→ TASK REQUIREMENTS:
Where a line contains the word "source", copy that line.

→ DATA EXTRACT:

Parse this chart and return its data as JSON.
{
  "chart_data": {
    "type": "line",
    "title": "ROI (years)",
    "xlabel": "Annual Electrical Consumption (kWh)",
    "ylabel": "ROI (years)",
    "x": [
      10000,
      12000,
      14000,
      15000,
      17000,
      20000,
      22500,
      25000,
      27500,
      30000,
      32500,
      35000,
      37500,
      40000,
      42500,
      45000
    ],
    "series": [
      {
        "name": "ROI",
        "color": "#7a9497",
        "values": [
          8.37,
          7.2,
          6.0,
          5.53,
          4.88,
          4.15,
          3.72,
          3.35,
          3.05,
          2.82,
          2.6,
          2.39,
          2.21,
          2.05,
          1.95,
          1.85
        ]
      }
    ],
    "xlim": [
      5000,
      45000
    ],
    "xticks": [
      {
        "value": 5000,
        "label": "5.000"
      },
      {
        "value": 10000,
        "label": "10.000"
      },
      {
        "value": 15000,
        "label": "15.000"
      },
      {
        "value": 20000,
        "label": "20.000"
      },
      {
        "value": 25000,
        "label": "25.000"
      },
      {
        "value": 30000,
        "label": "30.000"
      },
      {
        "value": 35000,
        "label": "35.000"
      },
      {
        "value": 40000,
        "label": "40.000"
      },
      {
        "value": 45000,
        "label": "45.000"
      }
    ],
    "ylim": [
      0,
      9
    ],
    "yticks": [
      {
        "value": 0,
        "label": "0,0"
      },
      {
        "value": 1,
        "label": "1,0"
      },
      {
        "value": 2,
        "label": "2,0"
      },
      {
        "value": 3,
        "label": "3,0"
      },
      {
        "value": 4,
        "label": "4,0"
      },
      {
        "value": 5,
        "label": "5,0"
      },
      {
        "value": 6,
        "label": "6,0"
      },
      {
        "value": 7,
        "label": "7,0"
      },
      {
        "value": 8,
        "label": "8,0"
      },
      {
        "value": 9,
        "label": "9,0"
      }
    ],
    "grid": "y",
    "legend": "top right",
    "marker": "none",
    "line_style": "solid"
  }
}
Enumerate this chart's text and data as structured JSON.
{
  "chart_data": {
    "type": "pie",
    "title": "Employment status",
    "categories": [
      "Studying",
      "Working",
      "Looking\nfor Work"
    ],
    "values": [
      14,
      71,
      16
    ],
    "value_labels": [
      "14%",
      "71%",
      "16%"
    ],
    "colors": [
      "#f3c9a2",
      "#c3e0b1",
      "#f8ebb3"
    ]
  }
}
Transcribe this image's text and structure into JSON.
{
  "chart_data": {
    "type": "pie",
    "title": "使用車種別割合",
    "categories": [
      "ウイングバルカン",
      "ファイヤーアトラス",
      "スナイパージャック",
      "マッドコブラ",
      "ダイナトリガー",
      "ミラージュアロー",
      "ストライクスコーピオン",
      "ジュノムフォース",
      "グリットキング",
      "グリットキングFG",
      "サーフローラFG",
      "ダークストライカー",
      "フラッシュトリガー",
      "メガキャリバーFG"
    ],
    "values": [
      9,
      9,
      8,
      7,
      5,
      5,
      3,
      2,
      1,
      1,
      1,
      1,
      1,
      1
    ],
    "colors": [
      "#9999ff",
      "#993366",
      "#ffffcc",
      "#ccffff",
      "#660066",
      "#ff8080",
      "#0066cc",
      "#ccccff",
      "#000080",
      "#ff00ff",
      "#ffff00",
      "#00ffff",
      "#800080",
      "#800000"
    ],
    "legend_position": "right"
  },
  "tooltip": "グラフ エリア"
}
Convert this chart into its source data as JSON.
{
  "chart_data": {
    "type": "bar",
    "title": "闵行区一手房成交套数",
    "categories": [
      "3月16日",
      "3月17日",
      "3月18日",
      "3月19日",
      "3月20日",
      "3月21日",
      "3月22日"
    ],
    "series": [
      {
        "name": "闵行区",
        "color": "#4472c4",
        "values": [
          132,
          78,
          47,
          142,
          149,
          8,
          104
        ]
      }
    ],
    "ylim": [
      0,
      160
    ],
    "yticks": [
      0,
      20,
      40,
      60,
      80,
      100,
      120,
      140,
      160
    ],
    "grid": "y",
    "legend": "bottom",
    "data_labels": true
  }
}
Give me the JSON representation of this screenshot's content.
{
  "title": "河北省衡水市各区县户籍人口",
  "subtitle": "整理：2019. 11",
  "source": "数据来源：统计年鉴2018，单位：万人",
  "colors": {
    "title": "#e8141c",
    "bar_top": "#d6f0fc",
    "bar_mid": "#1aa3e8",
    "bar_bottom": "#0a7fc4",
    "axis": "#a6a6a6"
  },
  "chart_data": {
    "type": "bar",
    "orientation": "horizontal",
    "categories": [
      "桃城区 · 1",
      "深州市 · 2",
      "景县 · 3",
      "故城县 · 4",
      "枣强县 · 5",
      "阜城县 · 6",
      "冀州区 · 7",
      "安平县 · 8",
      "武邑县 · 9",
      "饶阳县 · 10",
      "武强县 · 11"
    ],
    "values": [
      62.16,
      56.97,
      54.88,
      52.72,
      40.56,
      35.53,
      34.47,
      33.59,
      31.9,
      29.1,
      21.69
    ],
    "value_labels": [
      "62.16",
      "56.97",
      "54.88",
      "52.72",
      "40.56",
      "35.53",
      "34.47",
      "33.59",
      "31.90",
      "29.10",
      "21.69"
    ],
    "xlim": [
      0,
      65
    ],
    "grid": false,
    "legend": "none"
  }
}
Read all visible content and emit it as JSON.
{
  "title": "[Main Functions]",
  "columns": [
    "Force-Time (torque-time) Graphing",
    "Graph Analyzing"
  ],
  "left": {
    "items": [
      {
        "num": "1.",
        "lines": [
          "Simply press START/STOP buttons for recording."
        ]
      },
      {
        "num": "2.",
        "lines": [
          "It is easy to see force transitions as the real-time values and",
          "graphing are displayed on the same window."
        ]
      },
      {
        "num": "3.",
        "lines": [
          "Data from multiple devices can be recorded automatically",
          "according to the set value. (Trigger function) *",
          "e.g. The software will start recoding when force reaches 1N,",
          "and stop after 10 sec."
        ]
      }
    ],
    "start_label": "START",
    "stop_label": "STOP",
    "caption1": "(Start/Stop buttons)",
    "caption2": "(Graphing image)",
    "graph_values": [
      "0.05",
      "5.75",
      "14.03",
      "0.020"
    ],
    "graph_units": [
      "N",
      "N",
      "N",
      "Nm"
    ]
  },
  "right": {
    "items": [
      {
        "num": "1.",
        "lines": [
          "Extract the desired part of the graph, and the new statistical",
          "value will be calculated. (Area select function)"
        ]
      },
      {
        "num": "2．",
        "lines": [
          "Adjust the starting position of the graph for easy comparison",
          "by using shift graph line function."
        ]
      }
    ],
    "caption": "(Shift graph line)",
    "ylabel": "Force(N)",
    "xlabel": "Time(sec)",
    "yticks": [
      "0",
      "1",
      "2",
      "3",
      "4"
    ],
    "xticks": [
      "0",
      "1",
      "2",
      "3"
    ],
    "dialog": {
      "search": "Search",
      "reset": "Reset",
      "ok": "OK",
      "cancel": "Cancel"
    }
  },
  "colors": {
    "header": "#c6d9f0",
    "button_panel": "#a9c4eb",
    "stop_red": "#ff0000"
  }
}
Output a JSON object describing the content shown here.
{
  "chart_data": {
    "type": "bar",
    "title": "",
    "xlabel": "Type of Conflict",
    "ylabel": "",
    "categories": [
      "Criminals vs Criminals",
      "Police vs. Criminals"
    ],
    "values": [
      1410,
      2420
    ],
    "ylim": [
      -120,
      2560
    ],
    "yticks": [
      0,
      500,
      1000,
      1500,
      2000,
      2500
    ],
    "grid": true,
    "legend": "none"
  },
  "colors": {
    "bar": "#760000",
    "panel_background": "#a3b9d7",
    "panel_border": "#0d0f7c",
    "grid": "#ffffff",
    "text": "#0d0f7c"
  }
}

→ REPLY TO THE EXERCISE:
Convert this chart into its source data as JSON.
  "source": "数据来源：统计年鉴2018，单位：万人",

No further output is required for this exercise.